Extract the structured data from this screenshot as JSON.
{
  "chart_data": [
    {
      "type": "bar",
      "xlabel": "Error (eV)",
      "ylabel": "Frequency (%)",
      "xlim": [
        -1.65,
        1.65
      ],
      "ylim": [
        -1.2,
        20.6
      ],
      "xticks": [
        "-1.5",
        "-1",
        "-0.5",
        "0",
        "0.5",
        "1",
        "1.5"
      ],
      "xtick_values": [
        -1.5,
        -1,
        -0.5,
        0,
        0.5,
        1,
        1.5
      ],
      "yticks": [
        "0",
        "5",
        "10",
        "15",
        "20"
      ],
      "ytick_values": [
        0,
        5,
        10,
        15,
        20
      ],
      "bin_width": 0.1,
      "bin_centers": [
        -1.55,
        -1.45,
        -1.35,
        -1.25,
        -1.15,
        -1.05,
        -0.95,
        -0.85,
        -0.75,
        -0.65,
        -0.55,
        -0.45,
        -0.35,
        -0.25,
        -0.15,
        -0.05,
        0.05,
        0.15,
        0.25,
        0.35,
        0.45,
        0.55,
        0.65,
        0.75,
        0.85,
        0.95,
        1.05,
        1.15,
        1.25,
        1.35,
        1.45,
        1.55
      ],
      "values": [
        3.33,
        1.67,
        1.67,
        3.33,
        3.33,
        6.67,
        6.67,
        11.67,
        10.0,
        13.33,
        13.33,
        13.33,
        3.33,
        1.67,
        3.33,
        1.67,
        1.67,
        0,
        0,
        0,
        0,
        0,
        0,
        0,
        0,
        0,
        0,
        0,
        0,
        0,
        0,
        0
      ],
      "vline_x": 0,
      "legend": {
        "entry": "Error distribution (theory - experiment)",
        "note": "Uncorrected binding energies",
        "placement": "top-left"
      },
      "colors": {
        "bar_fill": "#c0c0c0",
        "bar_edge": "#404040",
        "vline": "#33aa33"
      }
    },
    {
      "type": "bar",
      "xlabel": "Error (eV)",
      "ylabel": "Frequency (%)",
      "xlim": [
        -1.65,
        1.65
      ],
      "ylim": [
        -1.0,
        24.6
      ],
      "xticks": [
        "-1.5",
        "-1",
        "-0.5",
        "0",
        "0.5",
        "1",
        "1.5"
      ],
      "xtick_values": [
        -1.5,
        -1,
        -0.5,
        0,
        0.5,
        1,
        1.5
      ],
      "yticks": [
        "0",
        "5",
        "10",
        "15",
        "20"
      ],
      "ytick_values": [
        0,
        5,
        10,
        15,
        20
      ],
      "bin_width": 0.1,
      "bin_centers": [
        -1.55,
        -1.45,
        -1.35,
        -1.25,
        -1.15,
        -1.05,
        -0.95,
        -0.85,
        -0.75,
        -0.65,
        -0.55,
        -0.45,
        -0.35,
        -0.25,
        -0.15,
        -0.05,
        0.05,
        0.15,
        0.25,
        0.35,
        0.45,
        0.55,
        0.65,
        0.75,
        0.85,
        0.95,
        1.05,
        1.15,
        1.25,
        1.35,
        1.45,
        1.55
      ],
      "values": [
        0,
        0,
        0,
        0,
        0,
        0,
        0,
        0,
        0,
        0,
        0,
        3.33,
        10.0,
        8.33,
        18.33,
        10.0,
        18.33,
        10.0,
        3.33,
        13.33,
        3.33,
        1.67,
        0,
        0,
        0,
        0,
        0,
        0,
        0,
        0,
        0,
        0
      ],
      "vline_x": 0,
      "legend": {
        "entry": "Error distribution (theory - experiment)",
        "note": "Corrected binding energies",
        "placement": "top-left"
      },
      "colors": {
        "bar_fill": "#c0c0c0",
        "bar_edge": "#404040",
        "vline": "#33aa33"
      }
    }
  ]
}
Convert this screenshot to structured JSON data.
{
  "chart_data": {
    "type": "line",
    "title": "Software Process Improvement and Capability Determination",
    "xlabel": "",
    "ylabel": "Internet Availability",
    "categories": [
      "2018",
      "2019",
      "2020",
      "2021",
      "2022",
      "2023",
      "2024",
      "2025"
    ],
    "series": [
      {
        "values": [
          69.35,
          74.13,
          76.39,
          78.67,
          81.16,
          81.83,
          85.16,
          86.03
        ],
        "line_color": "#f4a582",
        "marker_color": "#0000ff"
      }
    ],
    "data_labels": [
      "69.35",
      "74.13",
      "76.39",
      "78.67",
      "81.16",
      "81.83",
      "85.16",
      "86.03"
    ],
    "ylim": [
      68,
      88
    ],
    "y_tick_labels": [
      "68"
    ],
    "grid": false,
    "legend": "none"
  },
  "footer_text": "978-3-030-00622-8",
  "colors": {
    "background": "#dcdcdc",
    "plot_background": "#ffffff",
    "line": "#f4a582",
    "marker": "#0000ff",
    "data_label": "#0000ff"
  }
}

Goal of the exercise: The records above should be repeated in full, exactly as given.

Written reply:
Extract the structured data from this screenshot as JSON.
{
  "chart_data": [
    {
      "type": "bar",
      "xlabel": "Error (eV)",
      "ylabel": "Frequency (%)",
      "xlim": [
        -1.65,
        1.65
      ],
      "ylim": [
        -1.2,
        20.6
      ],
      "xticks": [
        "-1.5",
        "-1",
        "-0.5",
        "0",
        "0.5",
        "1",
        "1.5"
      ],
      "xtick_values": [
        -1.5,
        -1,
        -0.5,
        0,
        0.5,
        1,
        1.5
      ],
      "yticks": [
        "0",
        "5",
        "10",
        "15",
        "20"
      ],
      "ytick_values": [
        0,
        5,
        10,
        15,
        20
      ],
      "bin_width": 0.1,
      "bin_centers": [
        -1.55,
        -1.45,
        -1.35,
        -1.25,
        -1.15,
        -1.05,
        -0.95,
        -0.85,
        -0.75,
        -0.65,
        -0.55,
        -0.45,
        -0.35,
        -0.25,
        -0.15,
        -0.05,
        0.05,
        0.15,
        0.25,
        0.35,
        0.45,
        0.55,
        0.65,
        0.75,
        0.85,
        0.95,
        1.05,
        1.15,
        1.25,
        1.35,
        1.45,
        1.55
      ],
      "values": [
        3.33,
        1.67,
        1.67,
        3.33,
        3.33,
        6.67,
        6.67,
        11.67,
        10.0,
        13.33,
        13.33,
        13.33,
        3.33,
        1.67,
        3.33,
        1.67,
        1.67,
        0,
        0,
        0,
        0,
        0,
        0,
        0,
        0,
        0,
        0,
        0,
        0,
        0,
        0,
        0
      ],
      "vline_x": 0,
      "legend": {
        "entry": "Error distribution (theory - experiment)",
        "note": "Uncorrected binding energies",
        "placement": "top-left"
      },
      "colors": {
        "bar_fill": "#c0c0c0",
        "bar_edge": "#404040",
        "vline": "#33aa33"
      }
    },
    {
      "type": "bar",
      "xlabel": "Error (eV)",
      "ylabel": "Frequency (%)",
      "xlim": [
        -1.65,
        1.65
      ],
      "ylim": [
        -1.0,
        24.6
      ],
      "xticks": [
        "-1.5",
        "-1",
        "-0.5",
        "0",
        "0.5",
        "1",
        "1.5"
      ],
      "xtick_values": [
        -1.5,
        -1,
        -0.5,
        0,
        0.5,
        1,
        1.5
      ],
      "yticks": [
        "0",
        "5",
        "10",
        "15",
        "20"
      ],
      "ytick_values": [
        0,
        5,
        10,
        15,
        20
      ],
      "bin_width": 0.1,
      "bin_centers": [
        -1.55,
        -1.45,
        -1.35,
        -1.25,
        -1.15,
        -1.05,
        -0.95,
        -0.85,
        -0.75,
        -0.65,
        -0.55,
        -0.45,
        -0.35,
        -0.25,
        -0.15,
        -0.05,
        0.05,
        0.15,
        0.25,
        0.35,
        0.45,
        0.55,
        0.65,
        0.75,
        0.85,
        0.95,
        1.05,
        1.15,
        1.25,
        1.35,
        1.45,
        1.55
      ],
      "values": [
        0,
        0,
        0,
        0,
        0,
        0,
        0,
        0,
        0,
        0,
        0,
        3.33,
        10.0,
        8.33,
        18.33,
        10.0,
        18.33,
        10.0,
        3.33,
        13.33,
        3.33,
        1.67,
        0,
        0,
        0,
        0,
        0,
        0,
        0,
        0,
        0,
        0
      ],
      "vline_x": 0,
      "legend": {
        "entry": "Error distribution (theory - experiment)",
        "note": "Corrected binding energies",
        "placement": "top-left"
      },
      "colors": {
        "bar_fill": "#c0c0c0",
        "bar_edge": "#404040",
        "vline": "#33aa33"
      }
    }
  ]
}
Convert this screenshot to structured JSON data.
{
  "chart_data": {
    "type": "line",
    "title": "Software Process Improvement and Capability Determination",
    "xlabel": "",
    "ylabel": "Internet Availability",
    "categories": [
      "2018",
      "2019",
      "2020",
      "2021",
      "2022",
      "2023",
      "2024",
      "2025"
    ],
    "series": [
      {
        "values": [
          69.35,
          74.13,
          76.39,
          78.67,
          81.16,
          81.83,
          85.16,
          86.03
        ],
        "line_color": "#f4a582",
        "marker_color": "#0000ff"
      }
    ],
    "data_labels": [
      "69.35",
      "74.13",
      "76.39",
      "78.67",
      "81.16",
      "81.83",
      "85.16",
      "86.03"
    ],
    "ylim": [
      68,
      88
    ],
    "y_tick_labels": [
      "68"
    ],
    "grid": false,
    "legend": "none"
  },
  "footer_text": "978-3-030-00622-8",
  "colors": {
    "background": "#dcdcdc",
    "plot_background": "#ffffff",
    "line": "#f4a582",
    "marker": "#0000ff",
    "data_label": "#0000ff"
  }
}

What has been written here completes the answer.